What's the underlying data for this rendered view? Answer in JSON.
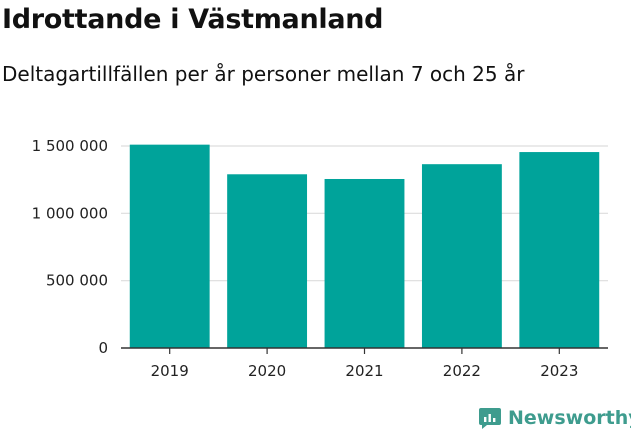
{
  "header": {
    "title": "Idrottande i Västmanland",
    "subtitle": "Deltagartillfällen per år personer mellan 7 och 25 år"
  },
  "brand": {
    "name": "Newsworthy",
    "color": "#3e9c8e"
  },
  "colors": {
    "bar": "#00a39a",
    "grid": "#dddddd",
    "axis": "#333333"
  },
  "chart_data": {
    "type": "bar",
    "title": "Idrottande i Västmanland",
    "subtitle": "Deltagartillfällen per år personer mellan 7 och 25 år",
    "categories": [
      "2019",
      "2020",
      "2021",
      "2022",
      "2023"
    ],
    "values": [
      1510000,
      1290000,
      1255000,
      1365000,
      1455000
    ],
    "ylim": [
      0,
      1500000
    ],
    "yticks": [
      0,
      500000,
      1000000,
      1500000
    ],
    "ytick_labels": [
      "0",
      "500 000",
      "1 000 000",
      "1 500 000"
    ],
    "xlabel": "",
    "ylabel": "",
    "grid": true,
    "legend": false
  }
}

☆ ☆ ☆ ☆

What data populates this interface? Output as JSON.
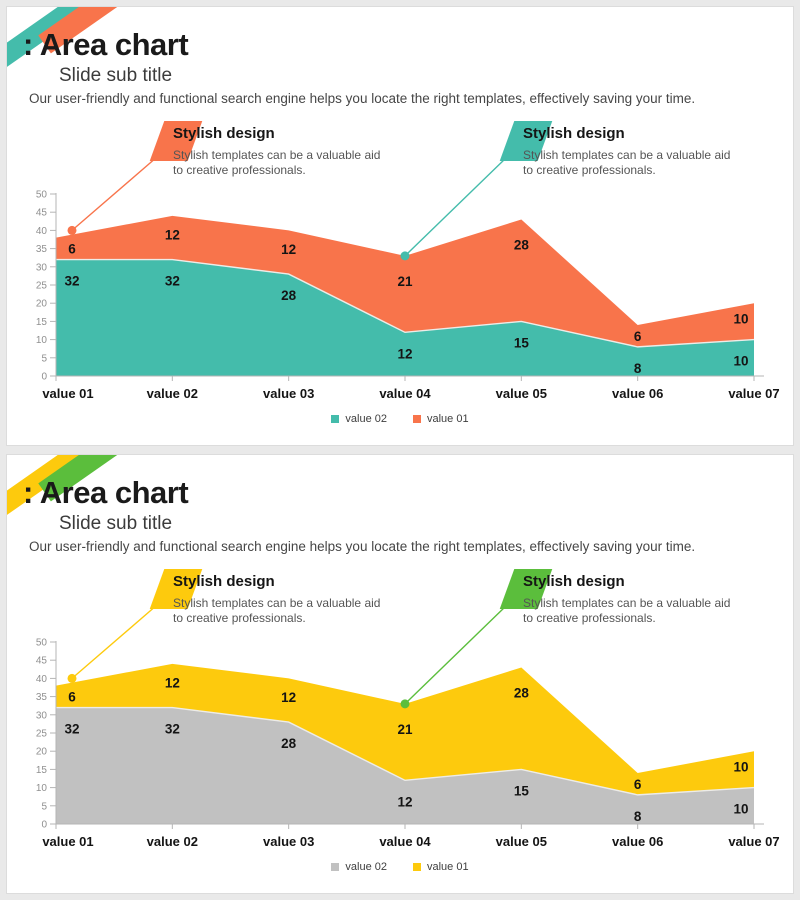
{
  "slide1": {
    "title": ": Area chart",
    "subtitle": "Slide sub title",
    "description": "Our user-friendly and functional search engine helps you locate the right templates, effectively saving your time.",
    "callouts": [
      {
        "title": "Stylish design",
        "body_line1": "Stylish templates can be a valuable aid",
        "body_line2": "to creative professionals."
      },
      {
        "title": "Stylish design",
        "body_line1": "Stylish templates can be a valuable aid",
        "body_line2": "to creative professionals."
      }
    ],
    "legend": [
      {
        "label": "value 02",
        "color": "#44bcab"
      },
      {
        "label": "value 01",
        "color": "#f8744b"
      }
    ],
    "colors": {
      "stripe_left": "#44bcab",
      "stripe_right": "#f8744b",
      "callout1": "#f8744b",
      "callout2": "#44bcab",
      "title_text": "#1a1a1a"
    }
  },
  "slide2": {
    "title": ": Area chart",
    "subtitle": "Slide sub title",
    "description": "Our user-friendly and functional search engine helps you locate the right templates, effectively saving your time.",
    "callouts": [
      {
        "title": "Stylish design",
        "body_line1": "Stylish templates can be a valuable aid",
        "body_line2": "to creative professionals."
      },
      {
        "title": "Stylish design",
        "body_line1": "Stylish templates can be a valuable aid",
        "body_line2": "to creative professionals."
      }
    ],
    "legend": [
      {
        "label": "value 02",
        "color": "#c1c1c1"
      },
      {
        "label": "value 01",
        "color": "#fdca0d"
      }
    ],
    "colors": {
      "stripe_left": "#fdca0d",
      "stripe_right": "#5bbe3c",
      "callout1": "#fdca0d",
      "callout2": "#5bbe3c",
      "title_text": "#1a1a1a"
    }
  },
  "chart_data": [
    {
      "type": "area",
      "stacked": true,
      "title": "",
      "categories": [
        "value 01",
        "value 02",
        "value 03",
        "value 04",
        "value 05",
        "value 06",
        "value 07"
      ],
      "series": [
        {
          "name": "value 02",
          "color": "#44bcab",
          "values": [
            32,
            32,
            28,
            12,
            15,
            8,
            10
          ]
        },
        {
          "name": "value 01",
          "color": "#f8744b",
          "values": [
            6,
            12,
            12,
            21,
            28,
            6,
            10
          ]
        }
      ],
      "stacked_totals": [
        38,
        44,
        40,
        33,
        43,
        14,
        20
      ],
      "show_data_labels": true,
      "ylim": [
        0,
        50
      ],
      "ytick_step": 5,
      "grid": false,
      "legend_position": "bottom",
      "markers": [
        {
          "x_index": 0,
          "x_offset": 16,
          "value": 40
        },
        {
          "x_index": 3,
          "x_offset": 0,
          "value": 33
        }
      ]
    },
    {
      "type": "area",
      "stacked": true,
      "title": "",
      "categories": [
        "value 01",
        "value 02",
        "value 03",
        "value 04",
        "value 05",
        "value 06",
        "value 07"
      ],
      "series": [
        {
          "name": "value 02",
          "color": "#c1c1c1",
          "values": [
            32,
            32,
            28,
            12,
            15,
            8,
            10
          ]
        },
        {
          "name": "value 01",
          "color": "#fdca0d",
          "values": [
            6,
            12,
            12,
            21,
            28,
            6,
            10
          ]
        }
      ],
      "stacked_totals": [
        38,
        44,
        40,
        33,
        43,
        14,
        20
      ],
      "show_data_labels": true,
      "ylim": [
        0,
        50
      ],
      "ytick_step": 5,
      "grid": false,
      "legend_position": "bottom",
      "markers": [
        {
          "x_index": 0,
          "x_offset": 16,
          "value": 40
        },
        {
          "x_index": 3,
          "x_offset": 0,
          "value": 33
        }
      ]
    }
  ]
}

☆ ☆ ☆ ☆

Copy down every line of the entries containing the word "grid".

**TASK SOLUTION:**
    "grid": "#dddddd",
    "grid": true,
      "grid": false,
      "grid": false,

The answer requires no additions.